• [INSTRUCTIONS FOR THE TASK] Write out the data below exactly as given, without any of its pictures.

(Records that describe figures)
-*-

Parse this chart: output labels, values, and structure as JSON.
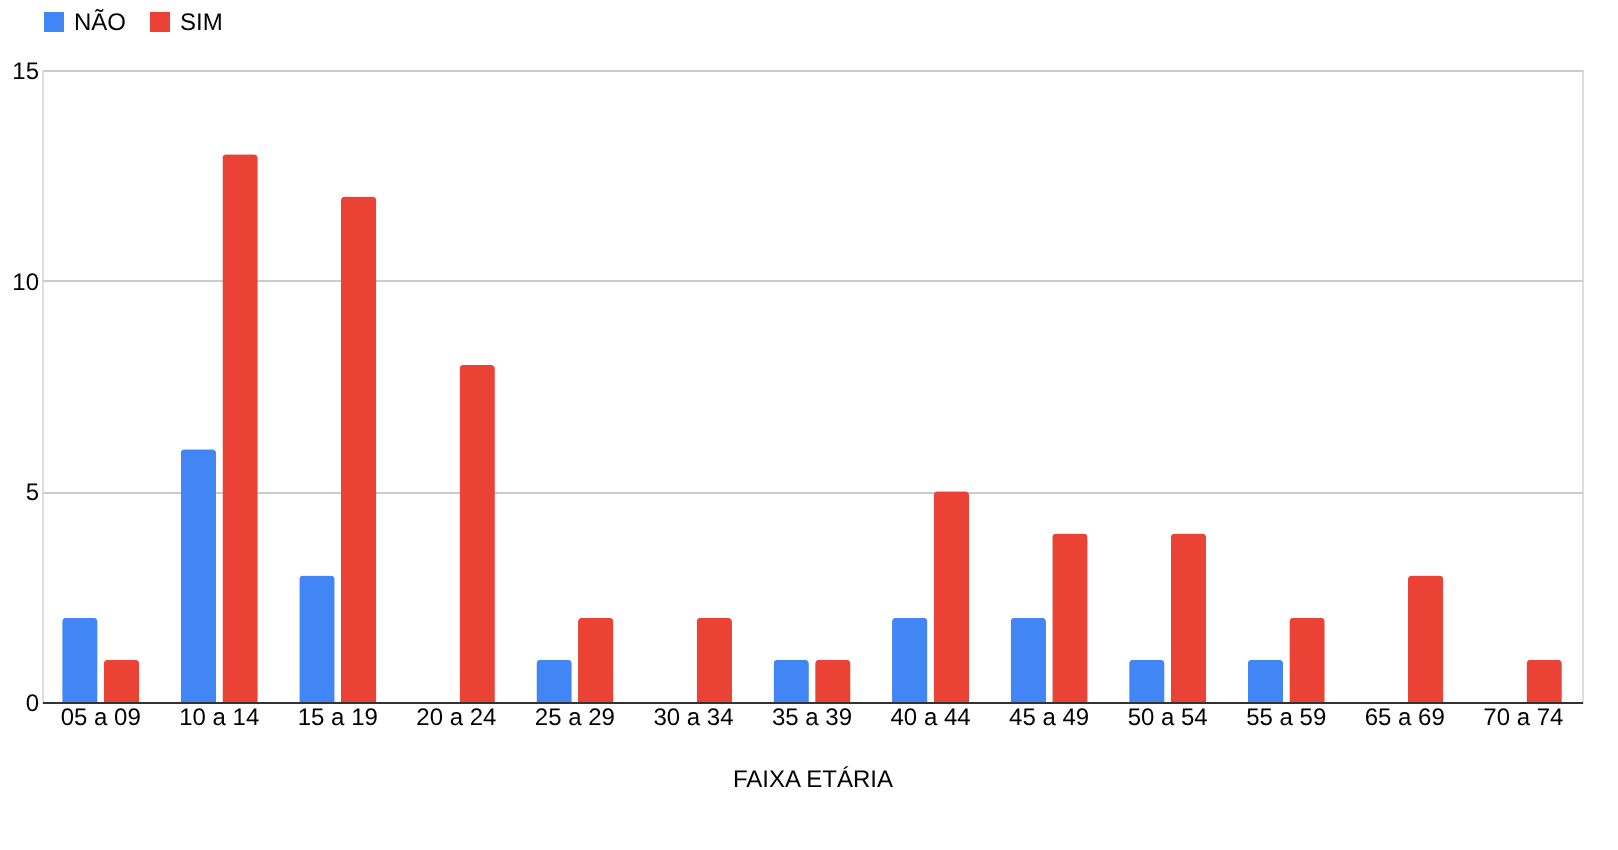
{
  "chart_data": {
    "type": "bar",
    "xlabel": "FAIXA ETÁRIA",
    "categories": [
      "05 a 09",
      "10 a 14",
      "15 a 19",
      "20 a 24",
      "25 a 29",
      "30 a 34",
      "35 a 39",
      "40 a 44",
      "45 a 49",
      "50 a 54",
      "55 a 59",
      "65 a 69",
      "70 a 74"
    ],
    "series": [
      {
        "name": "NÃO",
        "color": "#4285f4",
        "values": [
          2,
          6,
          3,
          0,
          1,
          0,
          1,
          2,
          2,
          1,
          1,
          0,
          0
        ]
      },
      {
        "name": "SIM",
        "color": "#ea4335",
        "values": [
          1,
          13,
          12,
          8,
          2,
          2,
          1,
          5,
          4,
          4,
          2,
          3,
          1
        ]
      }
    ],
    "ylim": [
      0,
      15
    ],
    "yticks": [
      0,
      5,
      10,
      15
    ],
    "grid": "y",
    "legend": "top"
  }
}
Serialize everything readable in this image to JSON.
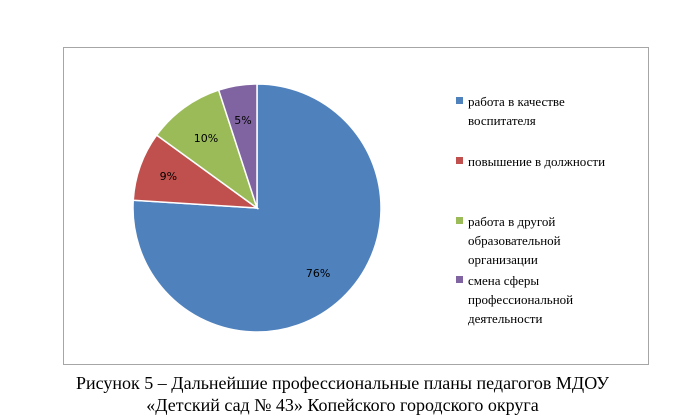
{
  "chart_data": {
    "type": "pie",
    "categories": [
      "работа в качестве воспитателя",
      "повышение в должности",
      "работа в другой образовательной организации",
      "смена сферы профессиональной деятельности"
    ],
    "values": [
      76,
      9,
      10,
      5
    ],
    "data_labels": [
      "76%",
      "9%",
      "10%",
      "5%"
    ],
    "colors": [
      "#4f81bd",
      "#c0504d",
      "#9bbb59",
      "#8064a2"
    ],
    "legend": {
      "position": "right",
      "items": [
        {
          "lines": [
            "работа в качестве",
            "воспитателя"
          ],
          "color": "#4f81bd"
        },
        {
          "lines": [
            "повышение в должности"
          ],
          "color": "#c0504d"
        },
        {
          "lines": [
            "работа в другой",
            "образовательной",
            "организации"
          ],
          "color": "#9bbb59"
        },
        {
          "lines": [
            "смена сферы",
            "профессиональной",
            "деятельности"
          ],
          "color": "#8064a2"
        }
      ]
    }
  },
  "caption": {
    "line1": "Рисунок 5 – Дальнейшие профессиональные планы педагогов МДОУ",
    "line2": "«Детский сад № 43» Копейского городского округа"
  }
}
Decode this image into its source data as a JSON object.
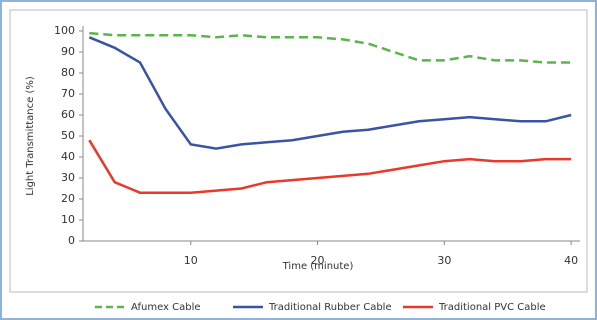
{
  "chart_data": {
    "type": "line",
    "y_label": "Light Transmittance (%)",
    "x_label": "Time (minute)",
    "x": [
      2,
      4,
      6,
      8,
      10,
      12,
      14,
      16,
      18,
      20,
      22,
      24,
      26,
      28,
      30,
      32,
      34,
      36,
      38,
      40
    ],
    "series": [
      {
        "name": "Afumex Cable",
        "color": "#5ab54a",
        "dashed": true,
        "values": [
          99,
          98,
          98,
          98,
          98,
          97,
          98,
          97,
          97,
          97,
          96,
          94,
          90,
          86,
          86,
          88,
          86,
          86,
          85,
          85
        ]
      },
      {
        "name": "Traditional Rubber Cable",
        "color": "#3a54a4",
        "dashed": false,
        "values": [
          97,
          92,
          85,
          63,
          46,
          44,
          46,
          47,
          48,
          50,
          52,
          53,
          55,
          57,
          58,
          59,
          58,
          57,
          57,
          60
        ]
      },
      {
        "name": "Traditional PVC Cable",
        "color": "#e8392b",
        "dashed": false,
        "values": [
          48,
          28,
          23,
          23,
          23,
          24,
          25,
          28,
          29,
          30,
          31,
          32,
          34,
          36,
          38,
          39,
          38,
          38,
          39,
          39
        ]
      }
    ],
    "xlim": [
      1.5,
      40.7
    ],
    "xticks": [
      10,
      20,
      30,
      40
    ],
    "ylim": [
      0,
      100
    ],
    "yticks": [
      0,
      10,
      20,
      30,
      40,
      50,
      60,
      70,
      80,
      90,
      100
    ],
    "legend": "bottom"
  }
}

-*-

• [RESPONSE]
Parse this chart: output labels, values, and structure as JSON.
{
  "chart_data": {
    "type": "bar",
    "xlabel": "FAIXA ETÁRIA",
    "categories": [
      "05 a 09",
      "10 a 14",
      "15 a 19",
      "20 a 24",
      "25 a 29",
      "30 a 34",
      "35 a 39",
      "40 a 44",
      "45 a 49",
      "50 a 54",
      "55 a 59",
      "65 a 69",
      "70 a 74"
    ],
    "series": [
      {
        "name": "NÃO",
        "color": "#4285f4",
        "values": [
          2,
          6,
          3,
          0,
          1,
          0,
          1,
          2,
          2,
          1,
          1,
          0,
          0
        ]
      },
      {
        "name": "SIM",
        "color": "#ea4335",
        "values": [
          1,
          13,
          12,
          8,
          2,
          2,
          1,
          5,
          4,
          4,
          2,
          3,
          1
        ]
      }
    ],
    "ylim": [
      0,
      15
    ],
    "yticks": [
      0,
      5,
      10,
      15
    ],
    "grid": "y",
    "legend": "top"
  }
}
Serialize everything readable in this image to JSON.
{
  "chart_data": {
    "type": "pie",
    "categories": [
      "работа в качестве воспитателя",
      "повышение в должности",
      "работа в другой образовательной организации",
      "смена сферы профессиональной деятельности"
    ],
    "values": [
      76,
      9,
      10,
      5
    ],
    "data_labels": [
      "76%",
      "9%",
      "10%",
      "5%"
    ],
    "colors": [
      "#4f81bd",
      "#c0504d",
      "#9bbb59",
      "#8064a2"
    ],
    "legend": {
      "position": "right",
      "items": [
        {
          "lines": [
            "работа в качестве",
            "воспитателя"
          ],
          "color": "#4f81bd"
        },
        {
          "lines": [
            "повышение в должности"
          ],
          "color": "#c0504d"
        },
        {
          "lines": [
            "работа в другой",
            "образовательной",
            "организации"
          ],
          "color": "#9bbb59"
        },
        {
          "lines": [
            "смена сферы",
            "профессиональной",
            "деятельности"
          ],
          "color": "#8064a2"
        }
      ]
    }
  },
  "caption": {
    "line1": "Рисунок 5 – Дальнейшие профессиональные планы педагогов МДОУ",
    "line2": "«Детский сад № 43» Копейского городского округа"
  }
}
Decode this image into its source data as a JSON object.
{
  "chart_data": {
    "type": "line",
    "y_label": "Light Transmittance (%)",
    "x_label": "Time (minute)",
    "x": [
      2,
      4,
      6,
      8,
      10,
      12,
      14,
      16,
      18,
      20,
      22,
      24,
      26,
      28,
      30,
      32,
      34,
      36,
      38,
      40
    ],
    "series": [
      {
        "name": "Afumex Cable",
        "color": "#5ab54a",
        "dashed": true,
        "values": [
          99,
          98,
          98,
          98,
          98,
          97,
          98,
          97,
          97,
          97,
          96,
          94,
          90,
          86,
          86,
          88,
          86,
          86,
          85,
          85
        ]
      },
      {
        "name": "Traditional Rubber Cable",
        "color": "#3a54a4",
        "dashed": false,
        "values": [
          97,
          92,
          85,
          63,
          46,
          44,
          46,
          47,
          48,
          50,
          52,
          53,
          55,
          57,
          58,
          59,
          58,
          57,
          57,
          60
        ]
      },
      {
        "name": "Traditional PVC Cable",
        "color": "#e8392b",
        "dashed": false,
        "values": [
          48,
          28,
          23,
          23,
          23,
          24,
          25,
          28,
          29,
          30,
          31,
          32,
          34,
          36,
          38,
          39,
          38,
          38,
          39,
          39
        ]
      }
    ],
    "xlim": [
      1.5,
      40.7
    ],
    "xticks": [
      10,
      20,
      30,
      40
    ],
    "ylim": [
      0,
      100
    ],
    "yticks": [
      0,
      10,
      20,
      30,
      40,
      50,
      60,
      70,
      80,
      90,
      100
    ],
    "legend": "bottom"
  }
}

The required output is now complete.